- _Your goal_
Find and copy every line in the records that includes the string "畜牧处科员".

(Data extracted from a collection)
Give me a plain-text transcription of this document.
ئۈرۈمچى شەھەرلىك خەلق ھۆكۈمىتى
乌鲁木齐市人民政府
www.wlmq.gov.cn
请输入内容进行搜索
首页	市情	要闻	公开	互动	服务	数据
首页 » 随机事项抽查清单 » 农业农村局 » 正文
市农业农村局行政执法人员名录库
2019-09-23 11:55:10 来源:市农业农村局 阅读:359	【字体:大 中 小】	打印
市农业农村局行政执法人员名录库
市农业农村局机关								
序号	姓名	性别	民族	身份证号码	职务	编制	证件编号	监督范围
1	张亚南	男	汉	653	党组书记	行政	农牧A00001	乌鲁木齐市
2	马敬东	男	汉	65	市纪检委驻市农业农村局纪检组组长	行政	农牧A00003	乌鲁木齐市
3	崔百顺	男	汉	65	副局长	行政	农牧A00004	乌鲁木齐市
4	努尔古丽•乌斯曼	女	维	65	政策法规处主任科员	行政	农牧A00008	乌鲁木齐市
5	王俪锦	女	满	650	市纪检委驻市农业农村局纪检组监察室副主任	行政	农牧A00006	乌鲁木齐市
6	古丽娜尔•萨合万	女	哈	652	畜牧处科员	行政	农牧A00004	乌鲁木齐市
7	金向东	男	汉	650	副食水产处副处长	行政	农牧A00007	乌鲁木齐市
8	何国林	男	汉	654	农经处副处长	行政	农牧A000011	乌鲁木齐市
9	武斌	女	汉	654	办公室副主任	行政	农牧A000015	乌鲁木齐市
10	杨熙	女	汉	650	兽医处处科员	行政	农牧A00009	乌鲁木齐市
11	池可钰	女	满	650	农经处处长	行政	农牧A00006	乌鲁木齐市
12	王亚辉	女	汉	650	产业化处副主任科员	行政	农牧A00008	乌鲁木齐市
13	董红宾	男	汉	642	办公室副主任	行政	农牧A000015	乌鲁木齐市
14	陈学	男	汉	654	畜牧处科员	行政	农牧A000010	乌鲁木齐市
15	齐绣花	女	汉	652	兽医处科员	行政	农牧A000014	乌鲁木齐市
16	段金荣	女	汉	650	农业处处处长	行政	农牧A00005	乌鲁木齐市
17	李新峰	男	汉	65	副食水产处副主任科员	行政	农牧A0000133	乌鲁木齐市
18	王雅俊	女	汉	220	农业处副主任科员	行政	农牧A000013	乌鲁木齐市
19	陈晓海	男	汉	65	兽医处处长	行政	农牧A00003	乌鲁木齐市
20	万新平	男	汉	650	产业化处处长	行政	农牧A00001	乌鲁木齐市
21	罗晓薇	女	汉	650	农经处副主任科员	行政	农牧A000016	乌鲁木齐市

- _Task solution_
6	古丽娜尔•萨合万	女	哈	652	畜牧处科员	行政	农牧A00004	乌鲁木齐市
14	陈学	男	汉	654	畜牧处科员	行政	农牧A000010	乌鲁木齐市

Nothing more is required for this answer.